• **EXCERPTED DATA**
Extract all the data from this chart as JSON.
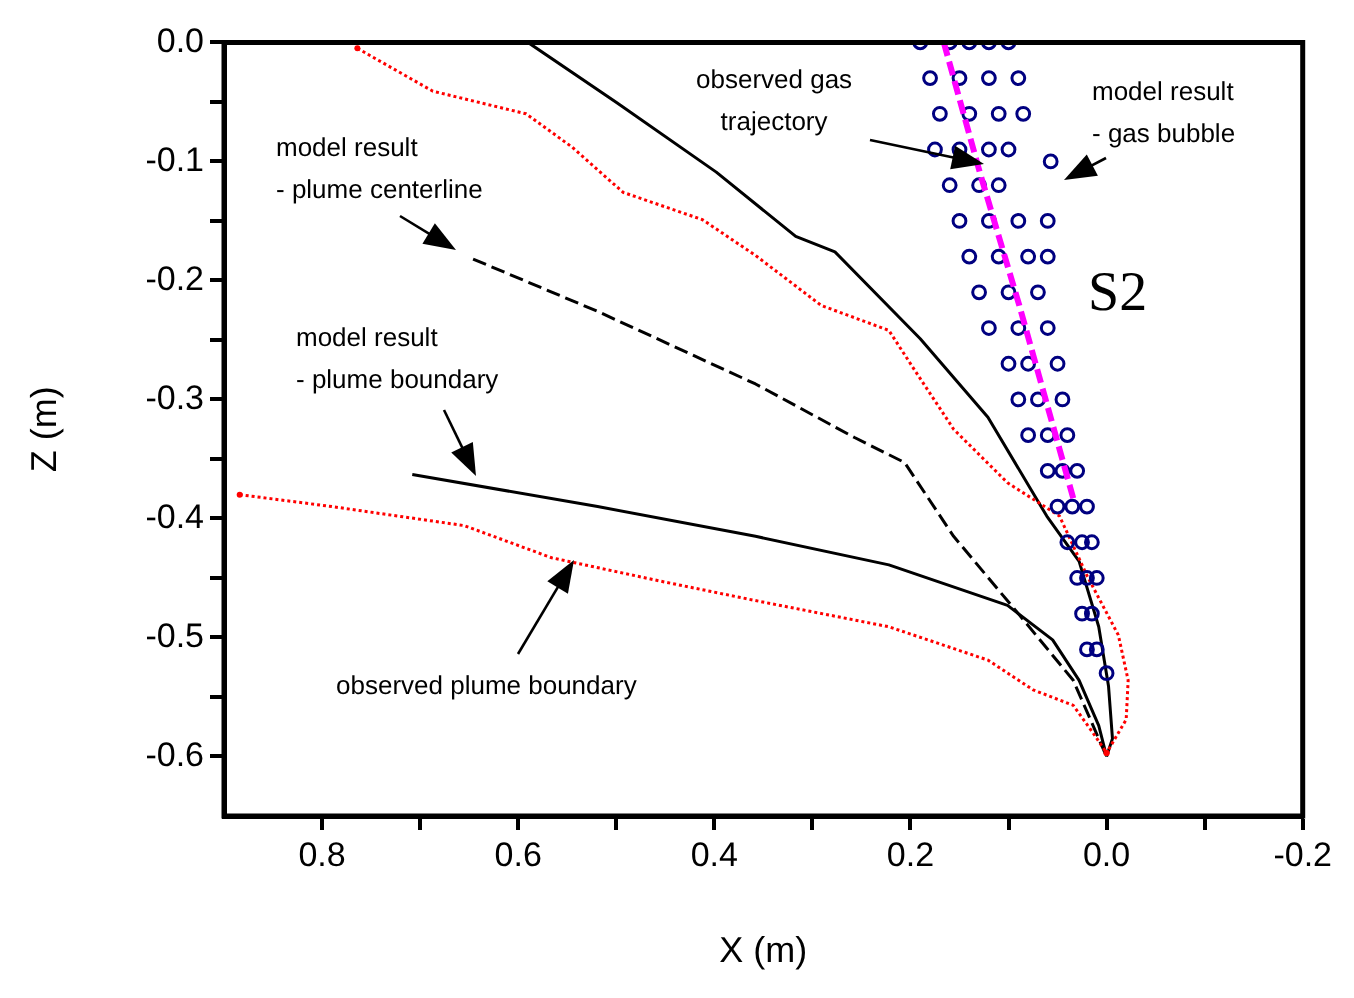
{
  "chart_data": {
    "type": "line",
    "xlabel": "X (m)",
    "ylabel": "Z (m)",
    "xlim": [
      0.9,
      -0.2
    ],
    "xticks": [
      0.8,
      {
        "value": 0.7,
        "label": null
      },
      0.6,
      {
        "value": 0.5,
        "label": null
      },
      0.4,
      {
        "value": 0.3,
        "label": null
      },
      0.2,
      {
        "value": 0.1,
        "label": null
      },
      {
        "value": 0,
        "label": "0.0"
      },
      {
        "value": -0.1,
        "label": null
      },
      -0.2
    ],
    "ylim": [
      -0.65,
      0
    ],
    "yticks": [
      {
        "value": 0,
        "label": "0.0"
      },
      {
        "value": -0.05,
        "label": null
      },
      -0.1,
      {
        "value": -0.15,
        "label": null
      },
      -0.2,
      {
        "value": -0.25,
        "label": null
      },
      -0.3,
      {
        "value": -0.35,
        "label": null
      },
      -0.4,
      {
        "value": -0.45,
        "label": null
      },
      -0.5,
      {
        "value": -0.55,
        "label": null
      },
      -0.6
    ],
    "grid": false,
    "legend": false,
    "series": [
      {
        "color": "#000000",
        "line_style": "solid",
        "marker": "none",
        "x": [
          0.59,
          0.499,
          0.398,
          0.317,
          0.277,
          0.19,
          0.121,
          0.061,
          0.028,
          0.008,
          -0.002,
          -0.006,
          0.0
        ],
        "values": [
          0.0,
          -0.051,
          -0.109,
          -0.163,
          -0.176,
          -0.249,
          -0.315,
          -0.398,
          -0.436,
          -0.491,
          -0.541,
          -0.585,
          -0.6
        ]
      },
      {
        "color": "#000000",
        "line_style": "solid",
        "marker": "none",
        "x": [
          0.708,
          0.519,
          0.358,
          0.222,
          0.101,
          0.055,
          0.028,
          0.008,
          0.0
        ],
        "values": [
          -0.363,
          -0.39,
          -0.415,
          -0.439,
          -0.473,
          -0.502,
          -0.536,
          -0.574,
          -0.6
        ]
      },
      {
        "color": "#000000",
        "line_style": "dashed",
        "marker": "none",
        "x": [
          0.646,
          0.519,
          0.358,
          0.257,
          0.206,
          0.156,
          0.089,
          0.034,
          0.008,
          0.0
        ],
        "values": [
          -0.182,
          -0.226,
          -0.287,
          -0.332,
          -0.353,
          -0.415,
          -0.481,
          -0.536,
          -0.585,
          -0.6
        ]
      },
      {
        "color": "#ff0000",
        "line_style": "dotted",
        "marker": "none",
        "x": [
          0.764,
          0.687,
          0.592,
          0.545,
          0.493,
          0.412,
          0.358,
          0.291,
          0.222,
          0.196,
          0.156,
          0.101,
          0.048,
          0.02,
          -0.012,
          -0.022,
          -0.02,
          0.0
        ],
        "values": [
          -0.005,
          -0.041,
          -0.06,
          -0.088,
          -0.126,
          -0.149,
          -0.179,
          -0.221,
          -0.242,
          -0.275,
          -0.325,
          -0.37,
          -0.398,
          -0.448,
          -0.498,
          -0.536,
          -0.569,
          -0.597
        ]
      },
      {
        "color": "#ff0000",
        "line_style": "dotted",
        "marker": "none",
        "x": [
          0.884,
          0.79,
          0.655,
          0.566,
          0.453,
          0.358,
          0.222,
          0.121,
          0.075,
          0.034,
          0.014,
          0.0
        ],
        "values": [
          -0.38,
          -0.39,
          -0.406,
          -0.433,
          -0.453,
          -0.469,
          -0.491,
          -0.519,
          -0.544,
          -0.557,
          -0.58,
          -0.597
        ]
      },
      {
        "type": "scatter",
        "color": "#000080",
        "marker": "circle",
        "x": [
          0.19,
          0.16,
          0.14,
          0.12,
          0.1,
          0.18,
          0.15,
          0.12,
          0.09,
          0.17,
          0.14,
          0.11,
          0.085,
          0.175,
          0.15,
          0.12,
          0.1,
          0.16,
          0.13,
          0.11,
          0.057,
          0.15,
          0.12,
          0.09,
          0.06,
          0.14,
          0.11,
          0.08,
          0.06,
          0.13,
          0.1,
          0.07,
          0.12,
          0.09,
          0.06,
          0.1,
          0.08,
          0.05,
          0.09,
          0.07,
          0.045,
          0.08,
          0.06,
          0.04,
          0.06,
          0.045,
          0.03,
          0.05,
          0.035,
          0.02,
          0.04,
          0.025,
          0.015,
          0.03,
          0.02,
          0.01,
          0.025,
          0.015,
          0.02,
          0.01,
          0.0
        ],
        "values": [
          0.0,
          0.0,
          0.0,
          0.0,
          0.0,
          -0.03,
          -0.03,
          -0.03,
          -0.03,
          -0.06,
          -0.06,
          -0.06,
          -0.06,
          -0.09,
          -0.09,
          -0.09,
          -0.09,
          -0.12,
          -0.12,
          -0.12,
          -0.1,
          -0.15,
          -0.15,
          -0.15,
          -0.15,
          -0.18,
          -0.18,
          -0.18,
          -0.18,
          -0.21,
          -0.21,
          -0.21,
          -0.24,
          -0.24,
          -0.24,
          -0.27,
          -0.27,
          -0.27,
          -0.3,
          -0.3,
          -0.3,
          -0.33,
          -0.33,
          -0.33,
          -0.36,
          -0.36,
          -0.36,
          -0.39,
          -0.39,
          -0.39,
          -0.42,
          -0.42,
          -0.42,
          -0.45,
          -0.45,
          -0.45,
          -0.48,
          -0.48,
          -0.51,
          -0.51,
          -0.53
        ]
      },
      {
        "color": "#ff00ff",
        "line_style": "dashed",
        "marker": "none",
        "x": [
          0.166,
          0.129,
          0.089,
          0.034
        ],
        "values": [
          0.0,
          -0.11,
          -0.221,
          -0.383
        ]
      }
    ],
    "annotations": [
      "observed gas\ntrajectory",
      "model result\n- gas bubble",
      "model result\n- plume centerline",
      "model result\n- plume boundary",
      "observed plume boundary",
      "S2"
    ]
  }
}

• **WHAT THE TASK ASKS**
Without including any pictures, output all the entries above exactly.

• **SOLUTION FOR THIS EXERCISE**
Extract all the data from this chart as JSON.
{
  "chart_data": {
    "type": "line",
    "xlabel": "X (m)",
    "ylabel": "Z (m)",
    "xlim": [
      0.9,
      -0.2
    ],
    "xticks": [
      0.8,
      {
        "value": 0.7,
        "label": null
      },
      0.6,
      {
        "value": 0.5,
        "label": null
      },
      0.4,
      {
        "value": 0.3,
        "label": null
      },
      0.2,
      {
        "value": 0.1,
        "label": null
      },
      {
        "value": 0,
        "label": "0.0"
      },
      {
        "value": -0.1,
        "label": null
      },
      -0.2
    ],
    "ylim": [
      -0.65,
      0
    ],
    "yticks": [
      {
        "value": 0,
        "label": "0.0"
      },
      {
        "value": -0.05,
        "label": null
      },
      -0.1,
      {
        "value": -0.15,
        "label": null
      },
      -0.2,
      {
        "value": -0.25,
        "label": null
      },
      -0.3,
      {
        "value": -0.35,
        "label": null
      },
      -0.4,
      {
        "value": -0.45,
        "label": null
      },
      -0.5,
      {
        "value": -0.55,
        "label": null
      },
      -0.6
    ],
    "grid": false,
    "legend": false,
    "series": [
      {
        "color": "#000000",
        "line_style": "solid",
        "marker": "none",
        "x": [
          0.59,
          0.499,
          0.398,
          0.317,
          0.277,
          0.19,
          0.121,
          0.061,
          0.028,
          0.008,
          -0.002,
          -0.006,
          0.0
        ],
        "values": [
          0.0,
          -0.051,
          -0.109,
          -0.163,
          -0.176,
          -0.249,
          -0.315,
          -0.398,
          -0.436,
          -0.491,
          -0.541,
          -0.585,
          -0.6
        ]
      },
      {
        "color": "#000000",
        "line_style": "solid",
        "marker": "none",
        "x": [
          0.708,
          0.519,
          0.358,
          0.222,
          0.101,
          0.055,
          0.028,
          0.008,
          0.0
        ],
        "values": [
          -0.363,
          -0.39,
          -0.415,
          -0.439,
          -0.473,
          -0.502,
          -0.536,
          -0.574,
          -0.6
        ]
      },
      {
        "color": "#000000",
        "line_style": "dashed",
        "marker": "none",
        "x": [
          0.646,
          0.519,
          0.358,
          0.257,
          0.206,
          0.156,
          0.089,
          0.034,
          0.008,
          0.0
        ],
        "values": [
          -0.182,
          -0.226,
          -0.287,
          -0.332,
          -0.353,
          -0.415,
          -0.481,
          -0.536,
          -0.585,
          -0.6
        ]
      },
      {
        "color": "#ff0000",
        "line_style": "dotted",
        "marker": "none",
        "x": [
          0.764,
          0.687,
          0.592,
          0.545,
          0.493,
          0.412,
          0.358,
          0.291,
          0.222,
          0.196,
          0.156,
          0.101,
          0.048,
          0.02,
          -0.012,
          -0.022,
          -0.02,
          0.0
        ],
        "values": [
          -0.005,
          -0.041,
          -0.06,
          -0.088,
          -0.126,
          -0.149,
          -0.179,
          -0.221,
          -0.242,
          -0.275,
          -0.325,
          -0.37,
          -0.398,
          -0.448,
          -0.498,
          -0.536,
          -0.569,
          -0.597
        ]
      },
      {
        "color": "#ff0000",
        "line_style": "dotted",
        "marker": "none",
        "x": [
          0.884,
          0.79,
          0.655,
          0.566,
          0.453,
          0.358,
          0.222,
          0.121,
          0.075,
          0.034,
          0.014,
          0.0
        ],
        "values": [
          -0.38,
          -0.39,
          -0.406,
          -0.433,
          -0.453,
          -0.469,
          -0.491,
          -0.519,
          -0.544,
          -0.557,
          -0.58,
          -0.597
        ]
      },
      {
        "type": "scatter",
        "color": "#000080",
        "marker": "circle",
        "x": [
          0.19,
          0.16,
          0.14,
          0.12,
          0.1,
          0.18,
          0.15,
          0.12,
          0.09,
          0.17,
          0.14,
          0.11,
          0.085,
          0.175,
          0.15,
          0.12,
          0.1,
          0.16,
          0.13,
          0.11,
          0.057,
          0.15,
          0.12,
          0.09,
          0.06,
          0.14,
          0.11,
          0.08,
          0.06,
          0.13,
          0.1,
          0.07,
          0.12,
          0.09,
          0.06,
          0.1,
          0.08,
          0.05,
          0.09,
          0.07,
          0.045,
          0.08,
          0.06,
          0.04,
          0.06,
          0.045,
          0.03,
          0.05,
          0.035,
          0.02,
          0.04,
          0.025,
          0.015,
          0.03,
          0.02,
          0.01,
          0.025,
          0.015,
          0.02,
          0.01,
          0.0
        ],
        "values": [
          0.0,
          0.0,
          0.0,
          0.0,
          0.0,
          -0.03,
          -0.03,
          -0.03,
          -0.03,
          -0.06,
          -0.06,
          -0.06,
          -0.06,
          -0.09,
          -0.09,
          -0.09,
          -0.09,
          -0.12,
          -0.12,
          -0.12,
          -0.1,
          -0.15,
          -0.15,
          -0.15,
          -0.15,
          -0.18,
          -0.18,
          -0.18,
          -0.18,
          -0.21,
          -0.21,
          -0.21,
          -0.24,
          -0.24,
          -0.24,
          -0.27,
          -0.27,
          -0.27,
          -0.3,
          -0.3,
          -0.3,
          -0.33,
          -0.33,
          -0.33,
          -0.36,
          -0.36,
          -0.36,
          -0.39,
          -0.39,
          -0.39,
          -0.42,
          -0.42,
          -0.42,
          -0.45,
          -0.45,
          -0.45,
          -0.48,
          -0.48,
          -0.51,
          -0.51,
          -0.53
        ]
      },
      {
        "color": "#ff00ff",
        "line_style": "dashed",
        "marker": "none",
        "x": [
          0.166,
          0.129,
          0.089,
          0.034
        ],
        "values": [
          0.0,
          -0.11,
          -0.221,
          -0.383
        ]
      }
    ],
    "annotations": [
      "observed gas\ntrajectory",
      "model result\n- gas bubble",
      "model result\n- plume centerline",
      "model result\n- plume boundary",
      "observed plume boundary",
      "S2"
    ]
  }
}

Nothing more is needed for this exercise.